>> begin Records for the exercise

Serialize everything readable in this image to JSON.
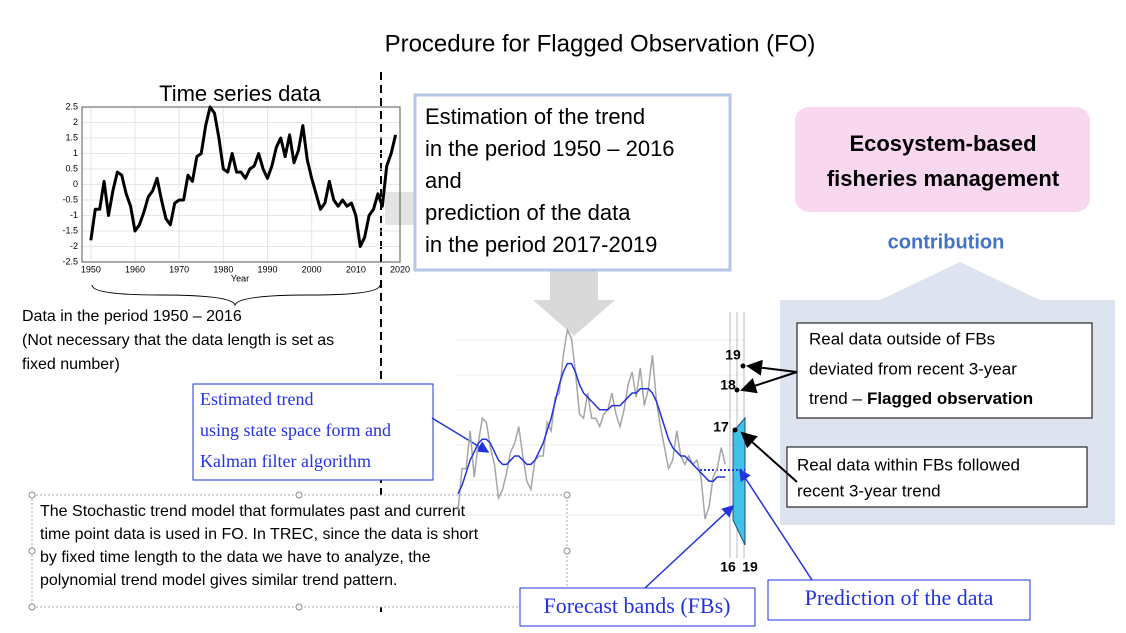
{
  "title": "Procedure for Flagged Observation (FO)",
  "chart_data": [
    {
      "type": "line",
      "title": "Time series data",
      "x_label": "Year",
      "color": "#000000",
      "grid": true,
      "x": [
        1950,
        1951,
        1952,
        1953,
        1954,
        1955,
        1956,
        1957,
        1958,
        1959,
        1960,
        1961,
        1962,
        1963,
        1964,
        1965,
        1966,
        1967,
        1968,
        1969,
        1970,
        1971,
        1972,
        1973,
        1974,
        1975,
        1976,
        1977,
        1978,
        1979,
        1980,
        1981,
        1982,
        1983,
        1984,
        1985,
        1986,
        1987,
        1988,
        1989,
        1990,
        1991,
        1992,
        1993,
        1994,
        1995,
        1996,
        1997,
        1998,
        1999,
        2000,
        2001,
        2002,
        2003,
        2004,
        2005,
        2006,
        2007,
        2008,
        2009,
        2010,
        2011,
        2012,
        2013,
        2014,
        2015,
        2016,
        2017,
        2018,
        2019
      ],
      "values": [
        -1.8,
        -0.8,
        -0.8,
        0.1,
        -1.0,
        -0.2,
        0.4,
        0.3,
        -0.3,
        -0.7,
        -1.5,
        -1.3,
        -0.9,
        -0.4,
        -0.2,
        0.2,
        -0.5,
        -1.1,
        -1.3,
        -0.6,
        -0.5,
        -0.5,
        0.3,
        0.1,
        0.9,
        1.0,
        1.9,
        2.5,
        2.3,
        1.5,
        0.5,
        0.4,
        1.0,
        0.4,
        0.4,
        0.2,
        0.5,
        0.6,
        1.0,
        0.5,
        0.2,
        0.6,
        1.2,
        1.5,
        0.9,
        1.6,
        0.7,
        1.1,
        1.9,
        0.8,
        0.2,
        -0.3,
        -0.8,
        -0.6,
        0.1,
        -0.5,
        -0.7,
        -0.5,
        -0.7,
        -0.6,
        -1.0,
        -2.0,
        -1.7,
        -1.0,
        -0.8,
        -0.3,
        -0.7,
        0.6,
        1.0,
        1.6
      ],
      "xlim": [
        1948,
        2020
      ],
      "xticks": [
        1950,
        1960,
        1970,
        1980,
        1990,
        2000,
        2010,
        2020
      ],
      "ylim": [
        -2.5,
        2.5
      ],
      "yticks": [
        2.5,
        2,
        1.5,
        1,
        0.5,
        0,
        -0.5,
        -1,
        -1.5,
        -2,
        -2.5
      ]
    },
    {
      "type": "line",
      "x": [
        1950,
        1951,
        1952,
        1953,
        1954,
        1955,
        1956,
        1957,
        1958,
        1959,
        1960,
        1961,
        1962,
        1963,
        1964,
        1965,
        1966,
        1967,
        1968,
        1969,
        1970,
        1971,
        1972,
        1973,
        1974,
        1975,
        1976,
        1977,
        1978,
        1979,
        1980,
        1981,
        1982,
        1983,
        1984,
        1985,
        1986,
        1987,
        1988,
        1989,
        1990,
        1991,
        1992,
        1993,
        1994,
        1995,
        1996,
        1997,
        1998,
        1999,
        2000,
        2001,
        2002,
        2003,
        2004,
        2005,
        2006,
        2007,
        2008,
        2009,
        2010,
        2011,
        2012,
        2013,
        2014,
        2015,
        2016
      ],
      "series": [
        {
          "color": "#a6a6a6",
          "values": [
            -1.8,
            -0.8,
            -0.8,
            0.1,
            -1.0,
            -0.2,
            0.4,
            0.3,
            -0.3,
            -0.7,
            -1.5,
            -1.3,
            -0.9,
            -0.4,
            -0.2,
            0.2,
            -0.5,
            -1.1,
            -1.3,
            -0.6,
            -0.5,
            -0.5,
            0.3,
            0.1,
            0.9,
            1.0,
            1.9,
            2.5,
            2.3,
            1.5,
            0.5,
            0.4,
            1.0,
            0.4,
            0.4,
            0.2,
            0.5,
            0.6,
            1.0,
            0.5,
            0.2,
            0.6,
            1.2,
            1.5,
            0.9,
            1.6,
            0.7,
            1.1,
            1.9,
            0.8,
            0.2,
            -0.3,
            -0.8,
            -0.6,
            0.1,
            -0.5,
            -0.7,
            -0.5,
            -0.7,
            -0.6,
            -1.0,
            -2.0,
            -1.7,
            -1.0,
            -0.8,
            -0.3,
            -0.7
          ]
        },
        {
          "color": "#2233dd",
          "values": [
            -1.4,
            -1.2,
            -0.9,
            -0.6,
            -0.4,
            -0.2,
            -0.1,
            -0.1,
            -0.2,
            -0.4,
            -0.6,
            -0.7,
            -0.7,
            -0.6,
            -0.5,
            -0.5,
            -0.6,
            -0.7,
            -0.7,
            -0.6,
            -0.4,
            -0.2,
            0.1,
            0.4,
            0.8,
            1.2,
            1.5,
            1.7,
            1.7,
            1.5,
            1.2,
            1.0,
            0.9,
            0.8,
            0.7,
            0.6,
            0.6,
            0.6,
            0.7,
            0.7,
            0.7,
            0.8,
            0.9,
            1.0,
            1.0,
            1.1,
            1.1,
            1.1,
            1.0,
            0.8,
            0.5,
            0.2,
            -0.1,
            -0.3,
            -0.4,
            -0.5,
            -0.5,
            -0.6,
            -0.7,
            -0.8,
            -0.9,
            -1.0,
            -1.1,
            -1.1,
            -1.0,
            -1.0,
            -1.0
          ]
        }
      ],
      "point_labels": [
        "19",
        "18",
        "17"
      ],
      "axis_labels": [
        "16",
        "19"
      ]
    }
  ],
  "left_note": [
    "Data in the period 1950 – 2016",
    "(Not necessary that the data length is set as",
    "fixed number)"
  ],
  "estimation_box": [
    "Estimation of the trend",
    "in the period 1950 – 2016",
    "and",
    "prediction of the data",
    "in the period 2017-2019"
  ],
  "management_box": [
    "Ecosystem-based",
    "fisheries management"
  ],
  "contribution": "contribution",
  "flagged_box": {
    "lines": [
      "Real data outside of FBs",
      "deviated from recent 3-year",
      "trend –"
    ],
    "bold": "Flagged observation"
  },
  "within_box": [
    "Real data within FBs followed",
    "recent 3-year trend"
  ],
  "trend_label": [
    "Estimated trend",
    "using state space form and",
    "Kalman filter algorithm"
  ],
  "model_note": [
    "The Stochastic trend model that formulates past and current",
    "time point data is used in FO. In TREC, since the data is short",
    "by fixed time length to the data we have to analyze, the",
    "polynomial trend model gives similar trend pattern."
  ],
  "forecast_bands": "Forecast bands (FBs)",
  "prediction": "Prediction of the data"
}
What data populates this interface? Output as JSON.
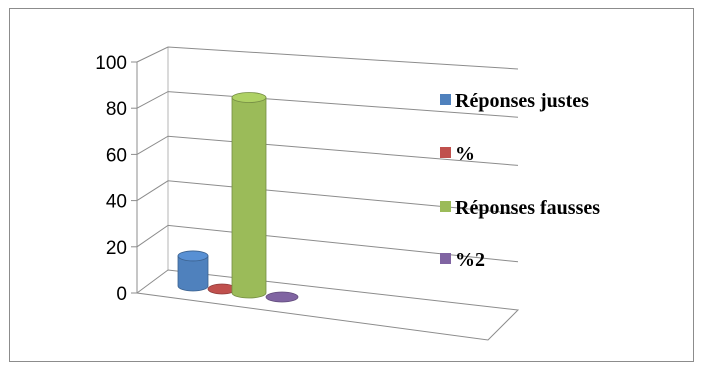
{
  "chart_data": {
    "type": "bar",
    "style": "3d-cylinder",
    "categories": [
      ""
    ],
    "series": [
      {
        "name": "Réponses justes",
        "values": [
          14
        ],
        "color": "#4F81BD"
      },
      {
        "name": "%",
        "values": [
          0
        ],
        "color": "#C0504D"
      },
      {
        "name": "Réponses fausses",
        "values": [
          91
        ],
        "color": "#9BBB59"
      },
      {
        "name": "%2",
        "values": [
          0
        ],
        "color": "#8064A2"
      }
    ],
    "yticks": [
      "0",
      "20",
      "40",
      "60",
      "80",
      "100"
    ],
    "ylim": [
      0,
      100
    ],
    "grid": true,
    "legend": "right"
  }
}
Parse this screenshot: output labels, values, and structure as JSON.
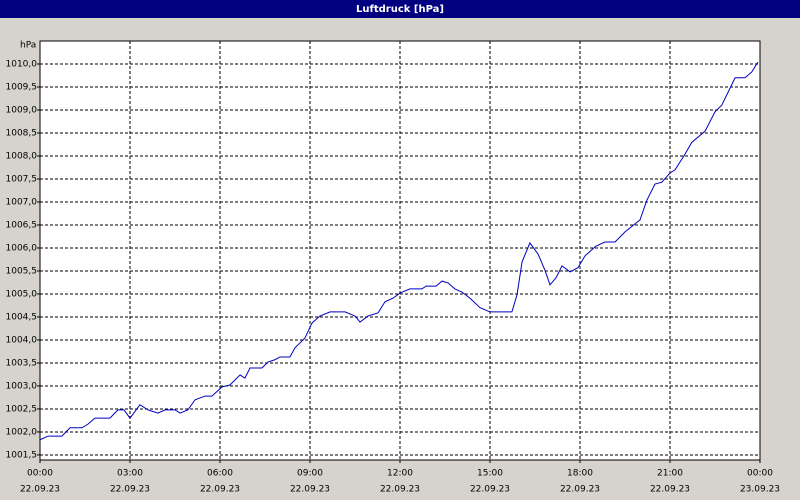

>> end Records for the exercise

### [Task goal]
Pick out each line above that includes "Réponses" and show it.

### [Output of the task]
        "name": "Réponses justes",
        "name": "Réponses fausses",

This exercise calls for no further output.